# AIM OF THE TASK
Locate the lines where "Illegal" occurs and copy them as they stand.

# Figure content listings
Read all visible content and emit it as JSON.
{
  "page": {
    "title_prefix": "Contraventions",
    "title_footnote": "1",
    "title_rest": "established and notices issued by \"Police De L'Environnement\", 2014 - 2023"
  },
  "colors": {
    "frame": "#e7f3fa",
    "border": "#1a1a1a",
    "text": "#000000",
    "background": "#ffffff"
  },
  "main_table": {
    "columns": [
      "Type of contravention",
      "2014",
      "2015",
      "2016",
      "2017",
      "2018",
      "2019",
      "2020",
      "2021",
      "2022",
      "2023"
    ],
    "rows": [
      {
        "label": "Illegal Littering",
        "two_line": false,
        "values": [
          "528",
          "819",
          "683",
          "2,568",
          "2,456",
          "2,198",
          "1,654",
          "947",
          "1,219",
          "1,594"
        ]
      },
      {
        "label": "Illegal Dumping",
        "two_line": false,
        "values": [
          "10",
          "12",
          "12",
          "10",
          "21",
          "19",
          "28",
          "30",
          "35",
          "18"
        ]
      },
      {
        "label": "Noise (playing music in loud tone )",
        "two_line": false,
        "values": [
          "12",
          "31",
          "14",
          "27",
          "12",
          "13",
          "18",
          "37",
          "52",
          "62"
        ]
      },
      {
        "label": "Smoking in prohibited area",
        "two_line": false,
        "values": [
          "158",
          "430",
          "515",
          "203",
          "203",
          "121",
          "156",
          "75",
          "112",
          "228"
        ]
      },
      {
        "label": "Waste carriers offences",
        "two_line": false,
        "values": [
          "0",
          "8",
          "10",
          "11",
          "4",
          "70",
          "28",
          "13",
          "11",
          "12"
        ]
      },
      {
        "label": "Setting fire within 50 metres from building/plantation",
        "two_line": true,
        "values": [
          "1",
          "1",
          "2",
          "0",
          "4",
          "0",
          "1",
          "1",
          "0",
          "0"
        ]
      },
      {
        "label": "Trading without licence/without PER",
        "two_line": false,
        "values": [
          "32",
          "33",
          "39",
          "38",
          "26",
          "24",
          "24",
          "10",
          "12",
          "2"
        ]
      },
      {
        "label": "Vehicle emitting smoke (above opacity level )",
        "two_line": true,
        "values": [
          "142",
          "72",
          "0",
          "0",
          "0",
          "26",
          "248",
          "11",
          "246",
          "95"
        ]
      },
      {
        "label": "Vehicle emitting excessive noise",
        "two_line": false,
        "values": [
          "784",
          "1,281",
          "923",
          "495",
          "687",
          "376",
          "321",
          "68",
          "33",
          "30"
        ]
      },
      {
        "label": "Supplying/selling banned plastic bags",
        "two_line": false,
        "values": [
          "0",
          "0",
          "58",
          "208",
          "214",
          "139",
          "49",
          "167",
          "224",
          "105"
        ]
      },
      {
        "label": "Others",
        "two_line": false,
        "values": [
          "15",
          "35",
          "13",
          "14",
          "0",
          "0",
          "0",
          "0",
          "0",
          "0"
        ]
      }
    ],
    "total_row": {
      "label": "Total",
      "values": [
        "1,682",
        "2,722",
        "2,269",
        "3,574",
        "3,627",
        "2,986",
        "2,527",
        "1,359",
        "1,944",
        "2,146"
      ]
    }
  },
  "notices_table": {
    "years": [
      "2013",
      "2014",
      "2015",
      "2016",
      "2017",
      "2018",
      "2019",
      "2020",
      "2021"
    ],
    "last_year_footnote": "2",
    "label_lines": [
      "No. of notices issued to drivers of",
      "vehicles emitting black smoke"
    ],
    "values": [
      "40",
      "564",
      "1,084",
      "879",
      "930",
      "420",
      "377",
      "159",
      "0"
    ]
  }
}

# TASK ANSWER
        "label": "Illegal Littering",
        "label": "Illegal Dumping",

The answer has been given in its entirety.